Return everything from the line containing "data-label: -11,6% [330, 333, 376, 348]" down to the line containing "data-labels: +1,2% -3,9%", reproducing each line exactly.

Data for processing:
# # # # #
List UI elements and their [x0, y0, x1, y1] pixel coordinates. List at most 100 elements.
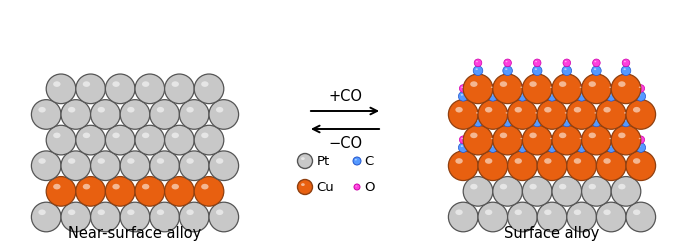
Circle shape [180, 202, 209, 232]
Ellipse shape [549, 145, 552, 147]
Text: C: C [364, 154, 374, 168]
Ellipse shape [520, 138, 522, 139]
Circle shape [488, 92, 498, 101]
Circle shape [473, 117, 483, 127]
Ellipse shape [624, 61, 626, 62]
Circle shape [474, 59, 482, 67]
Circle shape [562, 117, 571, 127]
Ellipse shape [594, 120, 596, 121]
Ellipse shape [127, 209, 135, 215]
Ellipse shape [544, 158, 551, 164]
Ellipse shape [500, 81, 507, 87]
Circle shape [533, 110, 541, 118]
Circle shape [458, 143, 468, 152]
Circle shape [622, 110, 630, 118]
Circle shape [612, 125, 641, 155]
Ellipse shape [618, 184, 625, 189]
Ellipse shape [529, 132, 537, 138]
Circle shape [503, 66, 513, 75]
Circle shape [91, 151, 120, 181]
Ellipse shape [53, 184, 61, 189]
Ellipse shape [216, 158, 223, 164]
Ellipse shape [618, 81, 625, 87]
Ellipse shape [142, 184, 149, 189]
Ellipse shape [633, 209, 641, 215]
Circle shape [548, 136, 556, 143]
Ellipse shape [559, 132, 567, 138]
Circle shape [150, 100, 180, 129]
Ellipse shape [500, 132, 507, 138]
Ellipse shape [565, 68, 567, 70]
Circle shape [612, 177, 641, 206]
Circle shape [636, 143, 645, 152]
Circle shape [150, 151, 180, 181]
Ellipse shape [39, 158, 46, 164]
Ellipse shape [609, 145, 611, 147]
Ellipse shape [68, 209, 75, 215]
Circle shape [508, 202, 537, 232]
Circle shape [474, 110, 482, 118]
Ellipse shape [505, 120, 507, 121]
Ellipse shape [491, 86, 493, 88]
Text: +CO: +CO [328, 89, 363, 104]
Circle shape [91, 202, 120, 232]
Circle shape [612, 74, 641, 104]
Circle shape [489, 85, 497, 92]
Ellipse shape [529, 81, 537, 87]
Ellipse shape [544, 209, 551, 215]
Ellipse shape [559, 81, 567, 87]
Circle shape [593, 59, 600, 67]
Circle shape [596, 202, 626, 232]
Circle shape [626, 202, 656, 232]
Circle shape [489, 136, 497, 143]
Ellipse shape [83, 132, 90, 138]
Circle shape [135, 125, 164, 155]
Ellipse shape [609, 86, 611, 88]
Ellipse shape [216, 209, 223, 215]
Ellipse shape [603, 158, 611, 164]
Circle shape [76, 177, 106, 206]
Circle shape [298, 153, 312, 169]
Circle shape [547, 143, 557, 152]
Circle shape [562, 66, 571, 75]
Ellipse shape [574, 107, 581, 113]
Circle shape [298, 180, 312, 194]
Ellipse shape [53, 132, 61, 138]
Circle shape [563, 59, 571, 67]
Ellipse shape [506, 61, 507, 62]
Ellipse shape [83, 184, 90, 189]
Ellipse shape [455, 209, 463, 215]
Circle shape [120, 202, 150, 232]
Text: Pt: Pt [316, 154, 330, 168]
Text: Near-surface alloy: Near-surface alloy [68, 226, 202, 241]
Circle shape [578, 136, 585, 143]
Ellipse shape [594, 61, 596, 62]
Circle shape [537, 100, 567, 129]
Circle shape [519, 85, 527, 92]
Circle shape [458, 92, 468, 101]
Circle shape [582, 125, 612, 155]
Ellipse shape [68, 107, 75, 113]
Ellipse shape [113, 81, 120, 87]
Ellipse shape [623, 120, 626, 121]
Ellipse shape [127, 158, 135, 164]
Circle shape [473, 66, 483, 75]
Ellipse shape [589, 132, 596, 138]
Ellipse shape [618, 132, 625, 138]
Ellipse shape [589, 81, 596, 87]
Circle shape [567, 100, 596, 129]
Circle shape [463, 74, 493, 104]
Circle shape [493, 177, 522, 206]
Circle shape [209, 151, 238, 181]
Ellipse shape [500, 184, 507, 189]
Ellipse shape [574, 209, 581, 215]
Circle shape [547, 92, 557, 101]
Circle shape [522, 74, 552, 104]
Ellipse shape [470, 81, 477, 87]
Ellipse shape [461, 138, 463, 139]
Circle shape [626, 151, 656, 181]
Circle shape [621, 66, 631, 75]
Ellipse shape [515, 107, 522, 113]
Circle shape [508, 100, 537, 129]
Ellipse shape [485, 209, 493, 215]
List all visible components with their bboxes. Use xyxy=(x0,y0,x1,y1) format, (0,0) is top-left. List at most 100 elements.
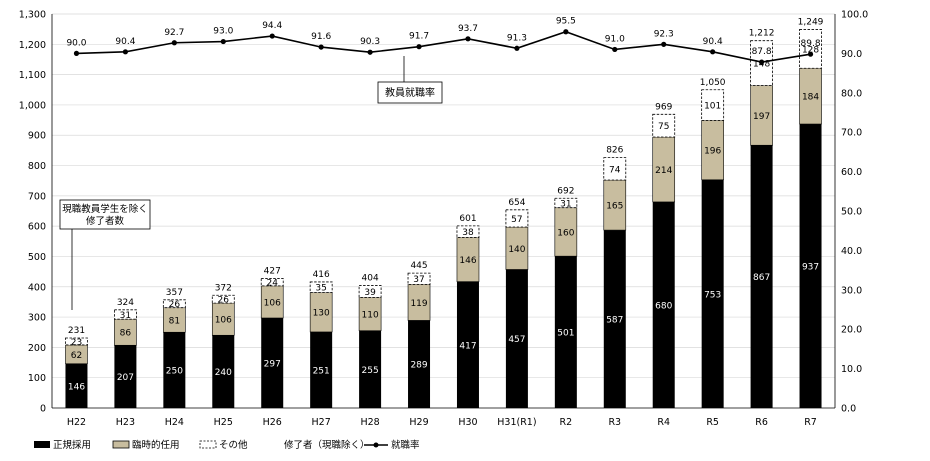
bar-regular xyxy=(603,230,626,408)
y-right-tick-label: 90.0 xyxy=(841,49,862,60)
data-label-regular: 250 xyxy=(166,367,183,377)
rate-callout-box xyxy=(377,81,443,104)
data-label-temporary: 196 xyxy=(704,147,721,157)
y-left-tick-label: 1,300 xyxy=(19,10,46,21)
data-label-other: 31 xyxy=(120,311,131,321)
legend-item-rate: 就職率 xyxy=(364,439,420,451)
data-label-rate: 93.0 xyxy=(213,27,233,37)
bar-regular xyxy=(554,256,577,408)
data-label-temporary: 160 xyxy=(557,228,574,238)
y-left-tick-label: 400 xyxy=(28,282,46,293)
rate-point xyxy=(612,46,618,53)
legend-label-temporary: 臨時的任用 xyxy=(132,439,180,451)
data-label-regular: 457 xyxy=(508,335,525,345)
data-label-rate: 94.4 xyxy=(262,21,282,31)
y-right-tick-label: 100.0 xyxy=(841,10,868,21)
bar-regular xyxy=(701,179,724,408)
bar-regular xyxy=(261,317,284,408)
data-label-total: 357 xyxy=(166,288,183,298)
y-left-tick-label: 700 xyxy=(28,191,46,202)
data-label-temporary: 86 xyxy=(120,329,132,339)
data-label-total: 1,212 xyxy=(749,29,775,39)
data-label-other: 74 xyxy=(609,165,621,175)
x-tick-label: R5 xyxy=(706,417,719,428)
x-tick-label: R3 xyxy=(608,417,621,428)
x-tick-label: H23 xyxy=(116,417,135,428)
y-right-tick-label: 70.0 xyxy=(841,128,862,139)
rate-point xyxy=(807,51,814,57)
data-label-total: 1,249 xyxy=(798,17,824,27)
y-left-tick-label: 1,100 xyxy=(19,70,46,81)
data-label-temporary: 106 xyxy=(215,316,232,326)
data-label-rate: 93.7 xyxy=(458,24,478,34)
y-left-tick-label: 800 xyxy=(28,161,46,172)
graduates-callout-line2: 修了者数 xyxy=(86,215,125,227)
bar-regular xyxy=(750,145,773,409)
data-label-temporary: 184 xyxy=(802,93,819,103)
data-label-other: 39 xyxy=(364,288,376,298)
x-tick-label: H29 xyxy=(409,417,428,428)
x-tick-label: R6 xyxy=(755,417,768,428)
data-label-regular: 867 xyxy=(753,273,770,283)
data-label-other: 37 xyxy=(413,275,424,285)
bar-regular xyxy=(310,331,333,408)
data-label-temporary: 106 xyxy=(264,298,281,308)
data-label-regular: 146 xyxy=(68,382,85,392)
data-label-temporary: 165 xyxy=(606,202,623,212)
legend-item-other: その他 xyxy=(199,439,248,451)
data-label-other: 35 xyxy=(315,284,326,294)
data-label-temporary: 81 xyxy=(169,316,180,326)
data-label-total: 404 xyxy=(362,274,379,284)
data-labels: 146 62 23 231 207 86 31 324 250 81 26 357 240 106 26 37… xyxy=(66,17,823,393)
bar-other xyxy=(652,113,676,138)
data-label-other: 24 xyxy=(266,279,278,289)
data-label-regular: 251 xyxy=(313,366,330,376)
data-label-rate: 92.3 xyxy=(654,29,674,39)
bars xyxy=(65,29,822,409)
graduates-callout-box xyxy=(59,199,151,230)
data-label-regular: 255 xyxy=(362,366,379,376)
data-label-total: 416 xyxy=(313,270,330,280)
bar-regular xyxy=(652,201,675,408)
data-label-total: 427 xyxy=(264,267,281,277)
legend-swatch-other xyxy=(199,440,217,449)
data-label-total: 1,050 xyxy=(700,78,726,88)
rate-point xyxy=(416,44,422,50)
data-label-total: 324 xyxy=(117,298,134,308)
x-tick-label: H31(R1) xyxy=(497,417,536,428)
data-label-regular: 587 xyxy=(606,316,623,326)
data-label-total: 654 xyxy=(508,198,525,208)
data-label-regular: 937 xyxy=(802,263,819,273)
x-tick-label: H22 xyxy=(67,417,86,428)
legend-label-other: その他 xyxy=(219,439,248,451)
data-label-rate: 91.0 xyxy=(605,34,625,44)
bar-other xyxy=(407,272,431,285)
bar-regular xyxy=(212,335,235,408)
bar-regular xyxy=(114,345,137,408)
y-right-tick-label: 30.0 xyxy=(841,285,862,296)
data-label-regular: 753 xyxy=(704,290,721,300)
x-tick-label: R2 xyxy=(560,417,573,428)
rate-point xyxy=(661,41,667,47)
x-tick-label: H25 xyxy=(214,417,233,428)
bar-other xyxy=(554,197,578,209)
data-label-temporary: 130 xyxy=(313,309,330,319)
x-tick-label: H30 xyxy=(458,417,477,428)
rate-point xyxy=(122,49,129,55)
bar-regular xyxy=(799,124,822,409)
y-left-tick-label: 1,200 xyxy=(19,40,46,51)
data-label-other: 26 xyxy=(169,300,181,310)
x-tick-label: R7 xyxy=(804,417,817,428)
rate-point xyxy=(514,45,520,51)
data-label-temporary: 140 xyxy=(508,245,525,255)
bar-regular xyxy=(359,330,382,408)
bar-other xyxy=(162,299,186,309)
rate-callout: 教員就職率 xyxy=(377,56,443,104)
data-label-rate: 91.3 xyxy=(507,33,527,43)
legend-item-regular: 正規採用 xyxy=(34,439,91,451)
legend-item-temporary: 臨時的任用 xyxy=(112,439,180,451)
x-tick-label: R4 xyxy=(657,417,670,428)
y-left-tick-label: 1,000 xyxy=(19,100,46,111)
axes: 0 100 200 300 400 500 600 700 800 900 1,000 1,100 1,… xyxy=(19,10,868,429)
data-label-other: 128 xyxy=(802,45,819,55)
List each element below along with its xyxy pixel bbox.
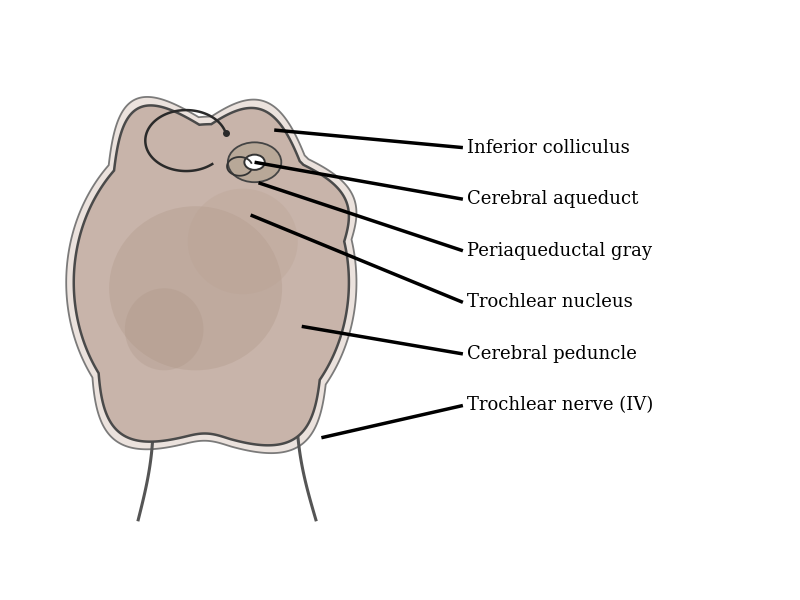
Text: Periaqueductal gray: Periaqueductal gray (467, 242, 652, 260)
Ellipse shape (188, 188, 298, 294)
Text: Cerebral peduncle: Cerebral peduncle (467, 345, 637, 363)
Text: Cerebral aqueduct: Cerebral aqueduct (467, 190, 638, 208)
Ellipse shape (109, 206, 282, 370)
Polygon shape (74, 106, 349, 445)
Polygon shape (66, 97, 357, 453)
Text: Trochlear nucleus: Trochlear nucleus (467, 293, 633, 311)
Circle shape (228, 142, 282, 182)
Circle shape (244, 155, 265, 170)
Text: Trochlear nerve (IV): Trochlear nerve (IV) (467, 397, 653, 415)
Ellipse shape (125, 288, 203, 370)
Text: Inferior colliculus: Inferior colliculus (467, 139, 630, 157)
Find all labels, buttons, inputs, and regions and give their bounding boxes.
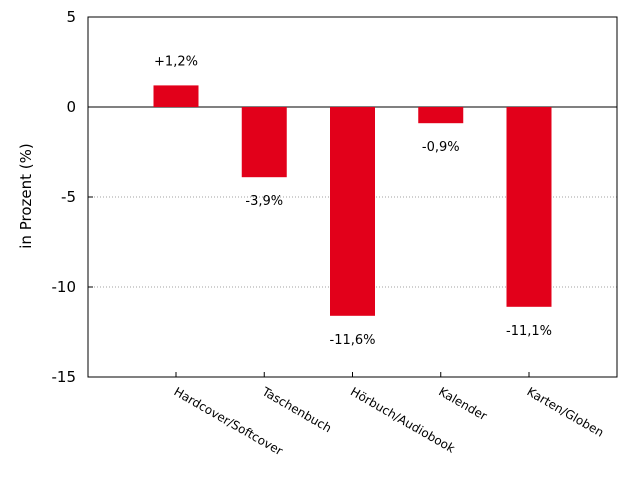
data-label: -11,6% [330, 333, 376, 348]
y-axis-ticks: 5 0 -5 -10 -15 [52, 8, 530, 386]
category-label: Taschenbuch [259, 384, 334, 435]
y-tick-label: -5 [61, 188, 76, 206]
y-tick-label: -10 [52, 278, 77, 296]
y-tick-label: -15 [52, 368, 77, 386]
bar [241, 107, 287, 178]
y-tick-label: 5 [66, 8, 76, 26]
bar [418, 107, 464, 124]
data-label: +1,2% [154, 54, 198, 69]
category-label: Karten/Globen [525, 384, 607, 439]
bars [153, 85, 552, 316]
bar [153, 85, 199, 107]
bar [506, 107, 552, 307]
data-labels: +1,2% -3,9% -11,6% -0,9% -11,1% [154, 54, 552, 347]
y-axis-title: in Prozent (%) [17, 143, 35, 248]
data-label: -0,9% [422, 140, 460, 155]
y-tick-label: 0 [66, 98, 76, 116]
bar [330, 107, 375, 316]
category-label: Kalender [436, 384, 489, 423]
data-label: -11,1% [506, 324, 552, 339]
data-label: -3,9% [245, 194, 283, 209]
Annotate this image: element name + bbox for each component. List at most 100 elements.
# # # # #
Reply to the task:
data-label: -11,6% [330, 333, 376, 348]
y-axis-ticks: 5 0 -5 -10 -15 [52, 8, 530, 386]
category-label: Taschenbuch [259, 384, 334, 435]
y-tick-label: -5 [61, 188, 76, 206]
y-tick-label: -10 [52, 278, 77, 296]
y-tick-label: -15 [52, 368, 77, 386]
bar [241, 107, 287, 178]
y-tick-label: 5 [66, 8, 76, 26]
bar [418, 107, 464, 124]
data-label: +1,2% [154, 54, 198, 69]
category-label: Karten/Globen [525, 384, 607, 439]
bars [153, 85, 552, 316]
bar [153, 85, 199, 107]
bar [506, 107, 552, 307]
data-labels: +1,2% -3,9% -11,6% -0,9% -11,1% [154, 54, 552, 347]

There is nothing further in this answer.